Supplied material
'''
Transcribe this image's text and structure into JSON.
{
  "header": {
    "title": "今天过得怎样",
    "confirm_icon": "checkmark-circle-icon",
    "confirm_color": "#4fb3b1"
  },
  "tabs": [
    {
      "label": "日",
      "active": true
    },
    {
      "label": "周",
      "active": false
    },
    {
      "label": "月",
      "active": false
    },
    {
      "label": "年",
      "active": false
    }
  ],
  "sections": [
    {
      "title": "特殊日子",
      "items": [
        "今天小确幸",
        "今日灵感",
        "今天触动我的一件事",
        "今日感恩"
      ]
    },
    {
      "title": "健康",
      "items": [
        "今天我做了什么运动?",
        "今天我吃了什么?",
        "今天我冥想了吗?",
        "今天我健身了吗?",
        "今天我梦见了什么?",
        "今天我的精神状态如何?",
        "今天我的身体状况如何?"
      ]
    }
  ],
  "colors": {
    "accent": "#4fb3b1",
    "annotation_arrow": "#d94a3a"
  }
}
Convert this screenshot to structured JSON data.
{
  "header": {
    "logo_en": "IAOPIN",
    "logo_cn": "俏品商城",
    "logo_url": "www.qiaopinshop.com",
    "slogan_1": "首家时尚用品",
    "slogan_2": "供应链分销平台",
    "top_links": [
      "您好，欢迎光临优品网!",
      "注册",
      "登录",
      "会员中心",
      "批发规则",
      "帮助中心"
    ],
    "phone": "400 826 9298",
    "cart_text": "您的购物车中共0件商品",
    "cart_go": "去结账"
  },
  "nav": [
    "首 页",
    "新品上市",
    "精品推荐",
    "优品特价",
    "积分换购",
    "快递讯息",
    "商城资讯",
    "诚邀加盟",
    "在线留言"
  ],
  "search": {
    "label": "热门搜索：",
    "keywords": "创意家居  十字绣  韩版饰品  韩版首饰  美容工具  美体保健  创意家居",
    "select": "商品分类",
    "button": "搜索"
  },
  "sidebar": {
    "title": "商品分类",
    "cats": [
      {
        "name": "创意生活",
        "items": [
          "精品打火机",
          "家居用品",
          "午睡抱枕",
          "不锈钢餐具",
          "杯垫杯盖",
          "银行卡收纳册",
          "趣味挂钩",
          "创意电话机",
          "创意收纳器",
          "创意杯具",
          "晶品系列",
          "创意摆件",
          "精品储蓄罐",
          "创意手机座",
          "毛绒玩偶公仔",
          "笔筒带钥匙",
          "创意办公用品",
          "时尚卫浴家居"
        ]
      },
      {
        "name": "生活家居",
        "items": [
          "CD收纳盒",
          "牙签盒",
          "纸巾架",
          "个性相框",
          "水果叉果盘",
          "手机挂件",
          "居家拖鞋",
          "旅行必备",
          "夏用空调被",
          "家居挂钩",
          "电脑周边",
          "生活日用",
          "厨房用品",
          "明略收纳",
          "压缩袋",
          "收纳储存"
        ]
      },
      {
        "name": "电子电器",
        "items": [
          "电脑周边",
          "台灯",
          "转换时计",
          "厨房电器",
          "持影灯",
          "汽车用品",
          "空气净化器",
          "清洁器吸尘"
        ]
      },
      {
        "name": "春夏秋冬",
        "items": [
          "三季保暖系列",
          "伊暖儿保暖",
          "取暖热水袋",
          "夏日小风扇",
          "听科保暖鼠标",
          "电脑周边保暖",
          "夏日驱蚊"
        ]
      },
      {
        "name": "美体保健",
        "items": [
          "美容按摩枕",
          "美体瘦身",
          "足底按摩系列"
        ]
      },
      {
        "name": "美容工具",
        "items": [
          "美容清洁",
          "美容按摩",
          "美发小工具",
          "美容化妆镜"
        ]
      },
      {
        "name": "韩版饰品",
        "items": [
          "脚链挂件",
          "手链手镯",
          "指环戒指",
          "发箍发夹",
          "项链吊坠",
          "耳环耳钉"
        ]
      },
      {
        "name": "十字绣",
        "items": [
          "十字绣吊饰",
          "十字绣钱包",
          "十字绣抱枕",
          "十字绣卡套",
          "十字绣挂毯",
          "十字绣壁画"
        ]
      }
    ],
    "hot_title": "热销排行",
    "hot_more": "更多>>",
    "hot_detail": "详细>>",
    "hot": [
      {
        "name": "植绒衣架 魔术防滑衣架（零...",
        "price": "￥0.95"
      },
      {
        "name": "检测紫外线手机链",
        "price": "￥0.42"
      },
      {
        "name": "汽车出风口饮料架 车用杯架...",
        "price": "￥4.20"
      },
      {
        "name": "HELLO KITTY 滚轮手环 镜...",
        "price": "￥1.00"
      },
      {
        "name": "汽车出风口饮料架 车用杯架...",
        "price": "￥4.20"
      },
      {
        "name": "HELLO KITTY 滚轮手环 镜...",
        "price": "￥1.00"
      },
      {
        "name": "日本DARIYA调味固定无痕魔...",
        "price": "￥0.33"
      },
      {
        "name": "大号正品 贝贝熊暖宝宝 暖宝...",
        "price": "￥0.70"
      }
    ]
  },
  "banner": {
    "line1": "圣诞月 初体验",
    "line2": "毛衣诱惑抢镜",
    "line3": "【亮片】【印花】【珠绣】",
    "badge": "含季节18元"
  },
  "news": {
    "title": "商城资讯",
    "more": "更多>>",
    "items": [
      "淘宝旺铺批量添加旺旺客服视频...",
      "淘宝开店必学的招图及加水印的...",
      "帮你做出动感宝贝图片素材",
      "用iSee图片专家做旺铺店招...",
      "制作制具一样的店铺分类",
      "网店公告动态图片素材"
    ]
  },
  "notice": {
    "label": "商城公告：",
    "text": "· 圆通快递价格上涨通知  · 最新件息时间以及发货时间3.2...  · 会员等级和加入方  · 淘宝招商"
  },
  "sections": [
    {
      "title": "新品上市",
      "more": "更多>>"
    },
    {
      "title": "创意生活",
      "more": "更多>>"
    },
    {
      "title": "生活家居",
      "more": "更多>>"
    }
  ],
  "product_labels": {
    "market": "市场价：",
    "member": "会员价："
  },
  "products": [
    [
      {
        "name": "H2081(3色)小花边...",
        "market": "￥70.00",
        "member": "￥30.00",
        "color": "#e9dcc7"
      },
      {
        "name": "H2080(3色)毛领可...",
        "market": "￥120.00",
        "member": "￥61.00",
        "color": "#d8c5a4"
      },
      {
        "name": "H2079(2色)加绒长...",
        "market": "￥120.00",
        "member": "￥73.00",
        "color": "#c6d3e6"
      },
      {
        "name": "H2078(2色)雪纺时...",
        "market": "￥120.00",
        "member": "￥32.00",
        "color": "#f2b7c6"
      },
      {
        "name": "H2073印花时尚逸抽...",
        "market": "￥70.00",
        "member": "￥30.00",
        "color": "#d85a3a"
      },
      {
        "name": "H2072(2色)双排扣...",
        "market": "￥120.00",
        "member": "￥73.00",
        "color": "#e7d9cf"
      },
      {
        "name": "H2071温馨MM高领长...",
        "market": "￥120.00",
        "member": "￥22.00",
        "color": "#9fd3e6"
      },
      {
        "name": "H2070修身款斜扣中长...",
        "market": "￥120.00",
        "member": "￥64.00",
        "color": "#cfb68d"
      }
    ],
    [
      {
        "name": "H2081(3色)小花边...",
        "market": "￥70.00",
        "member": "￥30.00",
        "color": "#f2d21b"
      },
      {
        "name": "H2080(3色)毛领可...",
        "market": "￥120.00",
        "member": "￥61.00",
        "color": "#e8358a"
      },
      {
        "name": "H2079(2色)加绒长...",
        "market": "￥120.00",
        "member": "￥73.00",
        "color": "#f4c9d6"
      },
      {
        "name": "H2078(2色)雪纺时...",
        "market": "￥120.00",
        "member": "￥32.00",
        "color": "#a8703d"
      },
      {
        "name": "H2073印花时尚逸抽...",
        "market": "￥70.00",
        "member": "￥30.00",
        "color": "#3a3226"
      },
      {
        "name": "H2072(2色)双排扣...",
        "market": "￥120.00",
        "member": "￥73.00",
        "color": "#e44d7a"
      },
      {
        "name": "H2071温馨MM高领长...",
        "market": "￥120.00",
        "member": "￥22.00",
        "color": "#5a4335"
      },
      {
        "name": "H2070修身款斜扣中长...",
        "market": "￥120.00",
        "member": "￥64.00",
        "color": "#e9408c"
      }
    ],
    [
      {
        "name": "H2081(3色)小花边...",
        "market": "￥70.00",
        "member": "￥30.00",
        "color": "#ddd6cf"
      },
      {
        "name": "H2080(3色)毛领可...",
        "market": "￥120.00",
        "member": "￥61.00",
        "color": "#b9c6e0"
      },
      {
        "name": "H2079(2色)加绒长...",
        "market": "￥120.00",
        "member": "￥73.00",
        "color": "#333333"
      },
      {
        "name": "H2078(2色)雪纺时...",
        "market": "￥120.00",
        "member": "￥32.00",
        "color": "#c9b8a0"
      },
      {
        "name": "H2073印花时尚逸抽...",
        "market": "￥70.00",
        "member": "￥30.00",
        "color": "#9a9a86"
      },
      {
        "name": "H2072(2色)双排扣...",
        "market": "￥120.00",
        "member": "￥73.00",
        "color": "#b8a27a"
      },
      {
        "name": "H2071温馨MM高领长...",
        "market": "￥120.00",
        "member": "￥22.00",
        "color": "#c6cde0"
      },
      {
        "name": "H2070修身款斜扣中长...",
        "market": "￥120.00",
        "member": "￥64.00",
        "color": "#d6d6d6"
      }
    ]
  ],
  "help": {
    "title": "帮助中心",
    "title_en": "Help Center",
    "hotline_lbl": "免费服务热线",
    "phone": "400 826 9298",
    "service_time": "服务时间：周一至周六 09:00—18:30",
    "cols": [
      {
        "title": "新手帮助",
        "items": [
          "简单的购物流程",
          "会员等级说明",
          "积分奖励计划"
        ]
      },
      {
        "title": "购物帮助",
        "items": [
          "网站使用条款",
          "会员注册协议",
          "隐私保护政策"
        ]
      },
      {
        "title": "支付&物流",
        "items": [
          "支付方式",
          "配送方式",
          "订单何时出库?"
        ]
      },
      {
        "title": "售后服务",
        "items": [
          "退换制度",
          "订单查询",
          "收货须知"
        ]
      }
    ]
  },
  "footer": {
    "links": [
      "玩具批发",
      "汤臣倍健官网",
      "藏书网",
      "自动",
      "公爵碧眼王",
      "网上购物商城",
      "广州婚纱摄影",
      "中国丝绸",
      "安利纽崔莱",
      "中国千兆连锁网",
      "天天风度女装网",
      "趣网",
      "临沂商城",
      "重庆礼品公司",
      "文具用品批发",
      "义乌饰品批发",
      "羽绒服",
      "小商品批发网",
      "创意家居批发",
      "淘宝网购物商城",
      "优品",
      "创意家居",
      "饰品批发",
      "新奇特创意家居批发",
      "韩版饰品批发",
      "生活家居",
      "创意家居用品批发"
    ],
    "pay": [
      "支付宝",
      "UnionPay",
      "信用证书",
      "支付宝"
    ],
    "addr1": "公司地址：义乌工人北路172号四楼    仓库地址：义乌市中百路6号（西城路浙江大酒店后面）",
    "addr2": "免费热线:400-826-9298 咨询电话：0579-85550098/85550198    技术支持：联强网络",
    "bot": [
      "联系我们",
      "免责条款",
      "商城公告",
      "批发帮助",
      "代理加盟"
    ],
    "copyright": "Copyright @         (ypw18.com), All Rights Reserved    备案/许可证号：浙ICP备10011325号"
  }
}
'''
'''
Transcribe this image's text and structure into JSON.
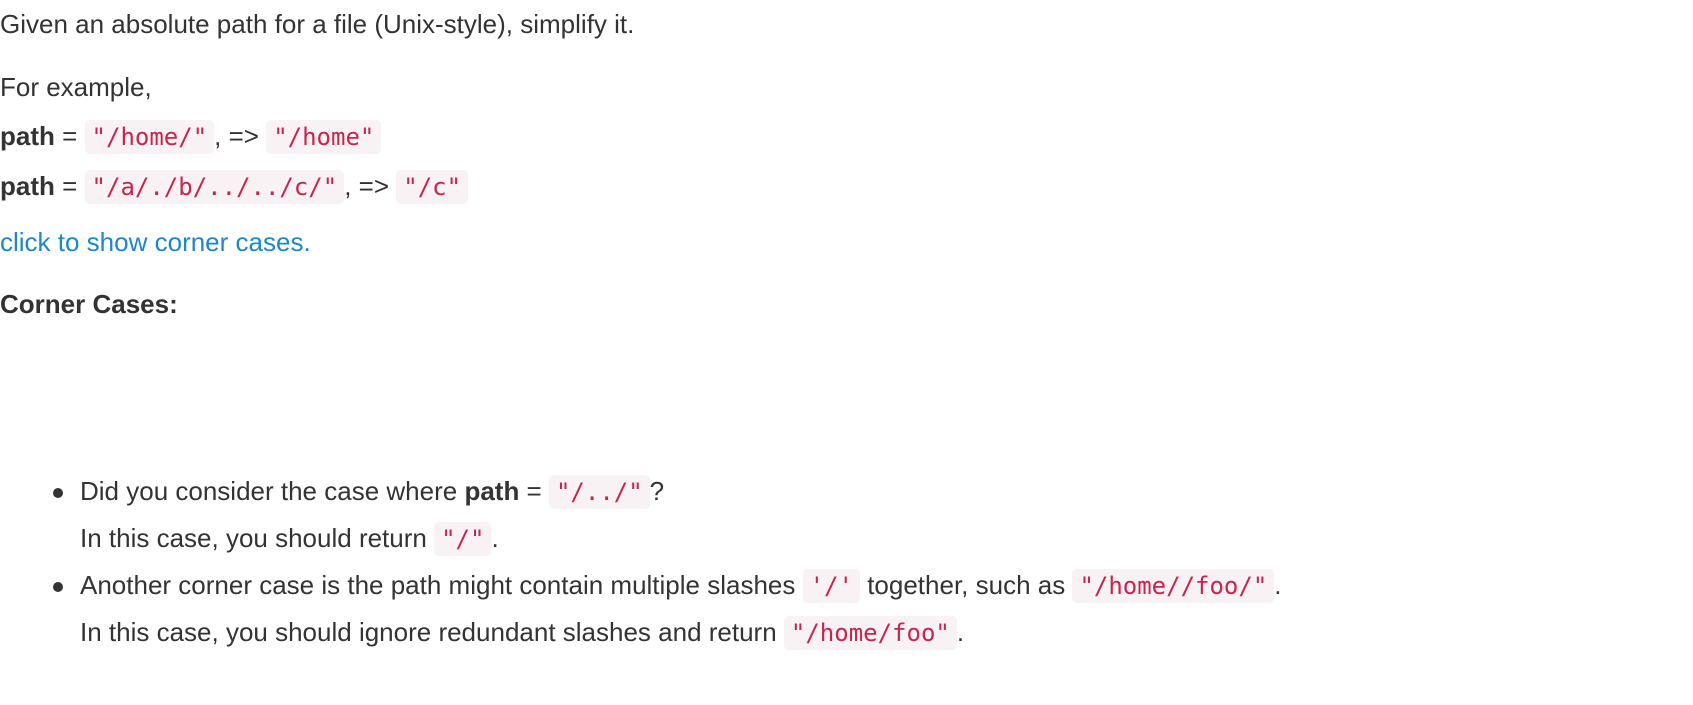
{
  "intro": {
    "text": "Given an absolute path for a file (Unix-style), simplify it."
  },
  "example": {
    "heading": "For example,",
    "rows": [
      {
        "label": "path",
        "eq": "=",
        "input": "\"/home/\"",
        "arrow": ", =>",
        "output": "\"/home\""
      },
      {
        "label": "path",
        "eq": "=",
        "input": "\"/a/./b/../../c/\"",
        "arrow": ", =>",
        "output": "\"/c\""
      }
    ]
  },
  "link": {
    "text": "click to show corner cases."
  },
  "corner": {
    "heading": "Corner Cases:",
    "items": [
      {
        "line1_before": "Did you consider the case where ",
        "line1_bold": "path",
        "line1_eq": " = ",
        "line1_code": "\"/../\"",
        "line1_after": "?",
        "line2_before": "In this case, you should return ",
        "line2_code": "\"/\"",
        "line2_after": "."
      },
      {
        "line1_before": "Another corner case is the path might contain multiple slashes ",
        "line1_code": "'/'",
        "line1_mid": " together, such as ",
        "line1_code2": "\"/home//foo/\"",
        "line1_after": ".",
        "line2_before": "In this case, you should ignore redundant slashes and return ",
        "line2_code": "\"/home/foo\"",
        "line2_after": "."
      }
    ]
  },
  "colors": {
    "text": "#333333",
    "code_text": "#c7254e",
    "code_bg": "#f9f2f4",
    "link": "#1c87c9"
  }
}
'''
'''
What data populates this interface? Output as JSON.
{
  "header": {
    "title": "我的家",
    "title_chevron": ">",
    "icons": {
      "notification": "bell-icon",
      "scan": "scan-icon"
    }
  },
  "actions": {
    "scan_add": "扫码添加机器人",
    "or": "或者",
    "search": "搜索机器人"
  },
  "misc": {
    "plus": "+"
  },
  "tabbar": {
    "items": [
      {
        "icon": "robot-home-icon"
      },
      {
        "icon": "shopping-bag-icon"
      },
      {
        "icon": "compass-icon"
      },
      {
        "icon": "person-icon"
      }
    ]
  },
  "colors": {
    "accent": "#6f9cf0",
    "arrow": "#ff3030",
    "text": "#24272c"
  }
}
'''
What this task involves
What is the number of lines in the records that contain "path"? Give that number only.

Right answer
5